**Instructions to follow:** Exactly as written, print each record in the listing.
----- Input material
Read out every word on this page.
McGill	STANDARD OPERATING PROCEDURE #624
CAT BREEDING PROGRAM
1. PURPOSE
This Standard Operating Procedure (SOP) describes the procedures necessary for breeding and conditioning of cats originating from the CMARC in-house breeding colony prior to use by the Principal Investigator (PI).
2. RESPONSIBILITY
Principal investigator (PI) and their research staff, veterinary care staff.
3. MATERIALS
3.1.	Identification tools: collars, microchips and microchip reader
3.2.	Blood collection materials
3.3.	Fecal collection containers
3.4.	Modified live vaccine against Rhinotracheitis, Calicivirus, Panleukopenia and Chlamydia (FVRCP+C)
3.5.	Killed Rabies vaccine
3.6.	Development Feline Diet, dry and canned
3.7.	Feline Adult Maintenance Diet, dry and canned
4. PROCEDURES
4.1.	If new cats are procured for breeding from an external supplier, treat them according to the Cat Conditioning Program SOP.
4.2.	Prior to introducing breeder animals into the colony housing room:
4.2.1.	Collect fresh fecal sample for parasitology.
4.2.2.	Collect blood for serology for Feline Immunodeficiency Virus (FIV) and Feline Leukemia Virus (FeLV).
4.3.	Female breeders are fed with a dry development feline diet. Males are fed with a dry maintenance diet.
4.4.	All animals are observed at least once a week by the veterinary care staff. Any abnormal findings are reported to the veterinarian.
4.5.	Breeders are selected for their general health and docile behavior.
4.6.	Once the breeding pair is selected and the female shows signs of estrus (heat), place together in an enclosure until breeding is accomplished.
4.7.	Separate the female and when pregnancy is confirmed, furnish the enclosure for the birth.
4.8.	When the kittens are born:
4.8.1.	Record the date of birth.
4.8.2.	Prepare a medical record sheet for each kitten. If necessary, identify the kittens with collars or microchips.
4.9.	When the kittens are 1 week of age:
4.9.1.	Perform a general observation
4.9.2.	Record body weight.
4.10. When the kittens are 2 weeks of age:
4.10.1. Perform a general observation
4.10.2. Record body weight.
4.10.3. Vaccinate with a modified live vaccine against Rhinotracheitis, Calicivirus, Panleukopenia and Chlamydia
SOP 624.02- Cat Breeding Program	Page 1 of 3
----------
**Written response:**
Read out every word on this page.
McGill	STANDARD OPERATING PROCEDURE #624
CAT BREEDING PROGRAM
1. PURPOSE
This Standard Operating Procedure (SOP) describes the procedures necessary for breeding and conditioning of cats originating from the CMARC in-house breeding colony prior to use by the Principal Investigator (PI).
2. RESPONSIBILITY
Principal investigator (PI) and their research staff, veterinary care staff.
3. MATERIALS
3.1.	Identification tools: collars, microchips and microchip reader
3.2.	Blood collection materials
3.3.	Fecal collection containers
3.4.	Modified live vaccine against Rhinotracheitis, Calicivirus, Panleukopenia and Chlamydia (FVRCP+C)
3.5.	Killed Rabies vaccine
3.6.	Development Feline Diet, dry and canned
3.7.	Feline Adult Maintenance Diet, dry and canned
4. PROCEDURES
4.1.	If new cats are procured for breeding from an external supplier, treat them according to the Cat Conditioning Program SOP.
4.2.	Prior to introducing breeder animals into the colony housing room:
4.2.1.	Collect fresh fecal sample for parasitology.
4.2.2.	Collect blood for serology for Feline Immunodeficiency Virus (FIV) and Feline Leukemia Virus (FeLV).
4.3.	Female breeders are fed with a dry development feline diet. Males are fed with a dry maintenance diet.
4.4.	All animals are observed at least once a week by the veterinary care staff. Any abnormal findings are reported to the veterinarian.
4.5.	Breeders are selected for their general health and docile behavior.
4.6.	Once the breeding pair is selected and the female shows signs of estrus (heat), place together in an enclosure until breeding is accomplished.
4.7.	Separate the female and when pregnancy is confirmed, furnish the enclosure for the birth.
4.8.	When the kittens are born:
4.8.1.	Record the date of birth.
4.8.2.	Prepare a medical record sheet for each kitten. If necessary, identify the kittens with collars or microchips.
4.9.	When the kittens are 1 week of age:
4.9.1.	Perform a general observation
4.9.2.	Record body weight.
4.10. When the kittens are 2 weeks of age:
4.10.1. Perform a general observation
4.10.2. Record body weight.
4.10.3. Vaccinate with a modified live vaccine against Rhinotracheitis, Calicivirus, Panleukopenia and Chlamydia
SOP 624.02- Cat Breeding Program	Page 1 of 3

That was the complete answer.